• GIVEN TASK
Extract all of the entries and give them again, word for word.

• EXERCISE MATERIALS
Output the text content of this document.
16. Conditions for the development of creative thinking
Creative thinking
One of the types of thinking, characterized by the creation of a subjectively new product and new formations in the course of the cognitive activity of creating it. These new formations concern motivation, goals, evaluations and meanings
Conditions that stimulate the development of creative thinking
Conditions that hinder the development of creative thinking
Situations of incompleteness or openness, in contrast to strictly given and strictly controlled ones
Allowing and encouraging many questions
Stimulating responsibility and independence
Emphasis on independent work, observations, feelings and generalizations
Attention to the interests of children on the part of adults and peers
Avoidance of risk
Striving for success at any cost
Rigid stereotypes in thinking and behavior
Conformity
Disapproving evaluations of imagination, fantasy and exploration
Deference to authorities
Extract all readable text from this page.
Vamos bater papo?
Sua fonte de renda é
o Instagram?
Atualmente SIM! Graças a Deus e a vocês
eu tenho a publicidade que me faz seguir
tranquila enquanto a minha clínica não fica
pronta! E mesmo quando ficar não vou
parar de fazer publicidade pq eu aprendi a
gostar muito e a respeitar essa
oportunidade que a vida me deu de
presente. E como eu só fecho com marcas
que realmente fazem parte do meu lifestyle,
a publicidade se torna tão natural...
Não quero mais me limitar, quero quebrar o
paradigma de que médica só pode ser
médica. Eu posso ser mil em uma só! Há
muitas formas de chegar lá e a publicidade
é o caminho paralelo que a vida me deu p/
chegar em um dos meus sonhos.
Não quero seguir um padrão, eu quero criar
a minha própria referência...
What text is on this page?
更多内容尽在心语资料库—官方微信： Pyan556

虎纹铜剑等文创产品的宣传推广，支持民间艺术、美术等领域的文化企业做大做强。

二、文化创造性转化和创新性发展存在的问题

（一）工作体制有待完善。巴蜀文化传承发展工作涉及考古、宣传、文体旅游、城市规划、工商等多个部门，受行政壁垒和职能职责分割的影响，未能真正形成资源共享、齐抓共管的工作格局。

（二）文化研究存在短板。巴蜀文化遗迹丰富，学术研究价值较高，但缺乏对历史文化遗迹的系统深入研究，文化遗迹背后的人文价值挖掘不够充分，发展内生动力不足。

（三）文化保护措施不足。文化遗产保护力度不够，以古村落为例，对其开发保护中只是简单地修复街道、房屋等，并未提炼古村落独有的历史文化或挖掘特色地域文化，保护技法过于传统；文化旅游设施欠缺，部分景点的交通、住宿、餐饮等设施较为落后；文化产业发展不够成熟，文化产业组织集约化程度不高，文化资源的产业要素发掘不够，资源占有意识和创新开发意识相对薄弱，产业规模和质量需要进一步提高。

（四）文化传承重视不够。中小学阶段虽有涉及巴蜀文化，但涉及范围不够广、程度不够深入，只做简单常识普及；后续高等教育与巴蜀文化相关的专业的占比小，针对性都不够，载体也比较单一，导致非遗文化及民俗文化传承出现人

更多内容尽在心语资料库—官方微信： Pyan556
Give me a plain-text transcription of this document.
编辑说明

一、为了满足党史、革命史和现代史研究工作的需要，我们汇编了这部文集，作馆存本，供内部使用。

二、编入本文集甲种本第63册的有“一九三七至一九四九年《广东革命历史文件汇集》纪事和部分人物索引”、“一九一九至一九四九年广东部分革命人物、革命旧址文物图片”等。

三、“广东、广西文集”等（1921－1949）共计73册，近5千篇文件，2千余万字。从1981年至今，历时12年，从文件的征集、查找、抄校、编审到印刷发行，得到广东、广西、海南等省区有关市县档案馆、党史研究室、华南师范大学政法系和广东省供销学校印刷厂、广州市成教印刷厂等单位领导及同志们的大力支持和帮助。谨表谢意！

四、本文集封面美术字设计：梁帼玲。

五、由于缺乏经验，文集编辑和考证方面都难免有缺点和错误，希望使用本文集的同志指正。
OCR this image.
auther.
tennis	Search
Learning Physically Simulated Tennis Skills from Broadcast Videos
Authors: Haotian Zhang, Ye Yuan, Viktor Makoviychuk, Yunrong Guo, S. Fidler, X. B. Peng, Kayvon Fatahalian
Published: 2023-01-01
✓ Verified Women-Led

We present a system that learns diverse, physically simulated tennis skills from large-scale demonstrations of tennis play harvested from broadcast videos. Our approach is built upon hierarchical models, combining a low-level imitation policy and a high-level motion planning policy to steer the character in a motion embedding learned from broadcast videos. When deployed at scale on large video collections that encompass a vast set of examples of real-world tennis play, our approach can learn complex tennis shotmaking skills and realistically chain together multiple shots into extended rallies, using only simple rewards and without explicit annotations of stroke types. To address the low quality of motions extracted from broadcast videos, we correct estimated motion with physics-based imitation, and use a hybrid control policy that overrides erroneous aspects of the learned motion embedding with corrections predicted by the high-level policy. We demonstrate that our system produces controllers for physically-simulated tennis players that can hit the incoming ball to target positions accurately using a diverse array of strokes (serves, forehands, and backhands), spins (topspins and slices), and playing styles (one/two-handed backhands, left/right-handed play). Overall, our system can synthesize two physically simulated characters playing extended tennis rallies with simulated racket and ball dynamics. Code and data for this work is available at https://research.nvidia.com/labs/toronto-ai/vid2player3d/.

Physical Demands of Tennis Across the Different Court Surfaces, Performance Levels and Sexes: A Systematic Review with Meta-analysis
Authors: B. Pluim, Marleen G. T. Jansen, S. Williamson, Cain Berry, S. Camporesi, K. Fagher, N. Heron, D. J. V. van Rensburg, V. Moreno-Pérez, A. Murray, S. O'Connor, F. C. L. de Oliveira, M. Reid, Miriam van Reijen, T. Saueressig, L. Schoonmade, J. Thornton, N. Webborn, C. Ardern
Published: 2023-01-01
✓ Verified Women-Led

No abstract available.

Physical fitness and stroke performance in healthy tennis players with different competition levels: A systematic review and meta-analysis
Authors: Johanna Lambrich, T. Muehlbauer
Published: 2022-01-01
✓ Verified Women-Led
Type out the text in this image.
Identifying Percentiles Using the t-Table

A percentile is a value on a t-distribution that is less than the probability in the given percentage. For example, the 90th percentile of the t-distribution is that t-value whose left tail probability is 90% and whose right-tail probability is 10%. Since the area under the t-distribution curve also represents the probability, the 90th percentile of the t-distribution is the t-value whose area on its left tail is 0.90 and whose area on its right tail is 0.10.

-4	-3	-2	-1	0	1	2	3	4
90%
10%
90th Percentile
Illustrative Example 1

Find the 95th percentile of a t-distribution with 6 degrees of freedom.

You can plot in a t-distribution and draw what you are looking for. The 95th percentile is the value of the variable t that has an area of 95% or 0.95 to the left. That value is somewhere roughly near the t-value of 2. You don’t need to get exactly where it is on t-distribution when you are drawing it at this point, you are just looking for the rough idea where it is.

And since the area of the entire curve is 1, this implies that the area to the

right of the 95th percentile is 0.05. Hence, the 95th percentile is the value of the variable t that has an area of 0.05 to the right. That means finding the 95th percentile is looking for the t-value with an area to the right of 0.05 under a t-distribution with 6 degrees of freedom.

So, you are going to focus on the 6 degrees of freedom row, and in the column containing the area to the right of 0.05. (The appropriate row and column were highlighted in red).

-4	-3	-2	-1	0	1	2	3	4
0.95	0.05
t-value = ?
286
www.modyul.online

• COMPLETED EXERCISE
Output the text content of this document.
16. Conditions for the development of creative thinking
Creative thinking
One of the types of thinking, characterized by the creation of a subjectively new product and new formations in the course of the cognitive activity of creating it. These new formations concern motivation, goals, evaluations and meanings
Conditions that stimulate the development of creative thinking
Conditions that hinder the development of creative thinking
Situations of incompleteness or openness, in contrast to strictly given and strictly controlled ones
Allowing and encouraging many questions
Stimulating responsibility and independence
Emphasis on independent work, observations, feelings and generalizations
Attention to the interests of children on the part of adults and peers
Avoidance of risk
Striving for success at any cost
Rigid stereotypes in thinking and behavior
Conformity
Disapproving evaluations of imagination, fantasy and exploration
Deference to authorities
Extract all readable text from this page.
Vamos bater papo?
Sua fonte de renda é
o Instagram?
Atualmente SIM! Graças a Deus e a vocês
eu tenho a publicidade que me faz seguir
tranquila enquanto a minha clínica não fica
pronta! E mesmo quando ficar não vou
parar de fazer publicidade pq eu aprendi a
gostar muito e a respeitar essa
oportunidade que a vida me deu de
presente. E como eu só fecho com marcas
que realmente fazem parte do meu lifestyle,
a publicidade se torna tão natural...
Não quero mais me limitar, quero quebrar o
paradigma de que médica só pode ser
médica. Eu posso ser mil em uma só! Há
muitas formas de chegar lá e a publicidade
é o caminho paralelo que a vida me deu p/
chegar em um dos meus sonhos.
Não quero seguir um padrão, eu quero criar
a minha própria referência...
What text is on this page?
更多内容尽在心语资料库—官方微信： Pyan556

虎纹铜剑等文创产品的宣传推广，支持民间艺术、美术等领域的文化企业做大做强。

二、文化创造性转化和创新性发展存在的问题

（一）工作体制有待完善。巴蜀文化传承发展工作涉及考古、宣传、文体旅游、城市规划、工商等多个部门，受行政壁垒和职能职责分割的影响，未能真正形成资源共享、齐抓共管的工作格局。

（二）文化研究存在短板。巴蜀文化遗迹丰富，学术研究价值较高，但缺乏对历史文化遗迹的系统深入研究，文化遗迹背后的人文价值挖掘不够充分，发展内生动力不足。

（三）文化保护措施不足。文化遗产保护力度不够，以古村落为例，对其开发保护中只是简单地修复街道、房屋等，并未提炼古村落独有的历史文化或挖掘特色地域文化，保护技法过于传统；文化旅游设施欠缺，部分景点的交通、住宿、餐饮等设施较为落后；文化产业发展不够成熟，文化产业组织集约化程度不高，文化资源的产业要素发掘不够，资源占有意识和创新开发意识相对薄弱，产业规模和质量需要进一步提高。

（四）文化传承重视不够。中小学阶段虽有涉及巴蜀文化，但涉及范围不够广、程度不够深入，只做简单常识普及；后续高等教育与巴蜀文化相关的专业的占比小，针对性都不够，载体也比较单一，导致非遗文化及民俗文化传承出现人

更多内容尽在心语资料库—官方微信： Pyan556
Give me a plain-text transcription of this document.
编辑说明

一、为了满足党史、革命史和现代史研究工作的需要，我们汇编了这部文集，作馆存本，供内部使用。

二、编入本文集甲种本第63册的有“一九三七至一九四九年《广东革命历史文件汇集》纪事和部分人物索引”、“一九一九至一九四九年广东部分革命人物、革命旧址文物图片”等。

三、“广东、广西文集”等（1921－1949）共计73册，近5千篇文件，2千余万字。从1981年至今，历时12年，从文件的征集、查找、抄校、编审到印刷发行，得到广东、广西、海南等省区有关市县档案馆、党史研究室、华南师范大学政法系和广东省供销学校印刷厂、广州市成教印刷厂等单位领导及同志们的大力支持和帮助。谨表谢意！

四、本文集封面美术字设计：梁帼玲。

五、由于缺乏经验，文集编辑和考证方面都难免有缺点和错误，希望使用本文集的同志指正。
OCR this image.
auther.
tennis	Search
Learning Physically Simulated Tennis Skills from Broadcast Videos
Authors: Haotian Zhang, Ye Yuan, Viktor Makoviychuk, Yunrong Guo, S. Fidler, X. B. Peng, Kayvon Fatahalian
Published: 2023-01-01
✓ Verified Women-Led

We present a system that learns diverse, physically simulated tennis skills from large-scale demonstrations of tennis play harvested from broadcast videos. Our approach is built upon hierarchical models, combining a low-level imitation policy and a high-level motion planning policy to steer the character in a motion embedding learned from broadcast videos. When deployed at scale on large video collections that encompass a vast set of examples of real-world tennis play, our approach can learn complex tennis shotmaking skills and realistically chain together multiple shots into extended rallies, using only simple rewards and without explicit annotations of stroke types. To address the low quality of motions extracted from broadcast videos, we correct estimated motion with physics-based imitation, and use a hybrid control policy that overrides erroneous aspects of the learned motion embedding with corrections predicted by the high-level policy. We demonstrate that our system produces controllers for physically-simulated tennis players that can hit the incoming ball to target positions accurately using a diverse array of strokes (serves, forehands, and backhands), spins (topspins and slices), and playing styles (one/two-handed backhands, left/right-handed play). Overall, our system can synthesize two physically simulated characters playing extended tennis rallies with simulated racket and ball dynamics. Code and data for this work is available at https://research.nvidia.com/labs/toronto-ai/vid2player3d/.

Physical Demands of Tennis Across the Different Court Surfaces, Performance Levels and Sexes: A Systematic Review with Meta-analysis
Authors: B. Pluim, Marleen G. T. Jansen, S. Williamson, Cain Berry, S. Camporesi, K. Fagher, N. Heron, D. J. V. van Rensburg, V. Moreno-Pérez, A. Murray, S. O'Connor, F. C. L. de Oliveira, M. Reid, Miriam van Reijen, T. Saueressig, L. Schoonmade, J. Thornton, N. Webborn, C. Ardern
Published: 2023-01-01
✓ Verified Women-Led

No abstract available.

Physical fitness and stroke performance in healthy tennis players with different competition levels: A systematic review and meta-analysis
Authors: Johanna Lambrich, T. Muehlbauer
Published: 2022-01-01
✓ Verified Women-Led
Type out the text in this image.
Identifying Percentiles Using the t-Table

A percentile is a value on a t-distribution that is less than the probability in the given percentage. For example, the 90th percentile of the t-distribution is that t-value whose left tail probability is 90% and whose right-tail probability is 10%. Since the area under the t-distribution curve also represents the probability, the 90th percentile of the t-distribution is the t-value whose area on its left tail is 0.90 and whose area on its right tail is 0.10.

-4	-3	-2	-1	0	1	2	3	4
90%
10%
90th Percentile
Illustrative Example 1

Find the 95th percentile of a t-distribution with 6 degrees of freedom.

You can plot in a t-distribution and draw what you are looking for. The 95th percentile is the value of the variable t that has an area of 95% or 0.95 to the left. That value is somewhere roughly near the t-value of 2. You don’t need to get exactly where it is on t-distribution when you are drawing it at this point, you are just looking for the rough idea where it is.

And since the area of the entire curve is 1, this implies that the area to the

right of the 95th percentile is 0.05. Hence, the 95th percentile is the value of the variable t that has an area of 0.05 to the right. That means finding the 95th percentile is looking for the t-value with an area to the right of 0.05 under a t-distribution with 6 degrees of freedom.

So, you are going to focus on the 6 degrees of freedom row, and in the column containing the area to the right of 0.05. (The appropriate row and column were highlighted in red).

-4	-3	-2	-1	0	1	2	3	4
0.95	0.05
t-value = ?
286
www.modyul.online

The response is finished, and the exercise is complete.